ROWS:
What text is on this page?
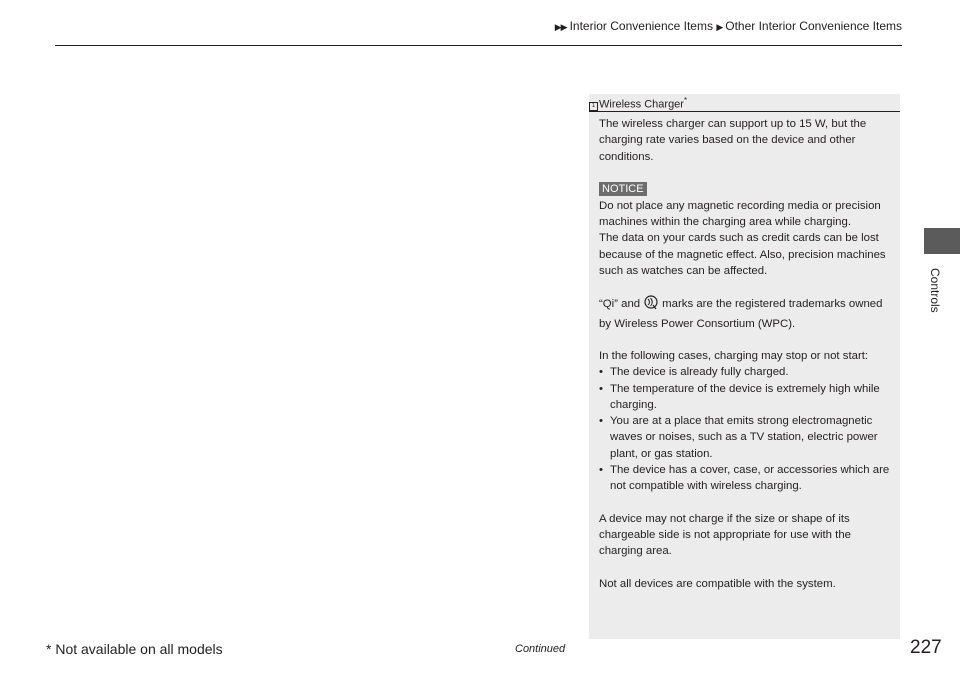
▶▶ Interior Convenience Items ▶ Other Interior Convenience Items
Controls
1 Wireless Charger*

The wireless charger can support up to 15 W, but the charging rate varies based on the device and other conditions.

NOTICE

Do not place any magnetic recording media or precision machines within the charging area while charging.

The data on your cards such as credit cards can be lost because of the magnetic effect. Also, precision machines such as watches can be affected.

“Qi” and marks are the registered trademarks owned by Wireless Power Consortium (WPC).

In the following cases, charging may stop or not start:

• The device is already fully charged.
• The temperature of the device is extremely high while charging.
• You are at a place that emits strong electromagnetic waves or noises, such as a TV station, electric power plant, or gas station.
• The device has a cover, case, or accessories which are not compatible with wireless charging.

A device may not charge if the size or shape of its chargeable side is not appropriate for use with the charging area.

Not all devices are compatible with the system.

* Not available on all models	Continued	227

AIM OF THE EXERCISE: Copy the records above exactly, omitting every picture.

EXERCISE ANSWER:
What text is on this page?
▶▶ Interior Convenience Items ▶ Other Interior Convenience Items
Controls
1 Wireless Charger*

The wireless charger can support up to 15 W, but the charging rate varies based on the device and other conditions.

NOTICE

Do not place any magnetic recording media or precision machines within the charging area while charging.

The data on your cards such as credit cards can be lost because of the magnetic effect. Also, precision machines such as watches can be affected.

“Qi” and marks are the registered trademarks owned by Wireless Power Consortium (WPC).

In the following cases, charging may stop or not start:

• The device is already fully charged.
• The temperature of the device is extremely high while charging.
• You are at a place that emits strong electromagnetic waves or noises, such as a TV station, electric power plant, or gas station.
• The device has a cover, case, or accessories which are not compatible with wireless charging.

A device may not charge if the size or shape of its chargeable side is not appropriate for use with the charging area.

Not all devices are compatible with the system.

* Not available on all models	Continued	227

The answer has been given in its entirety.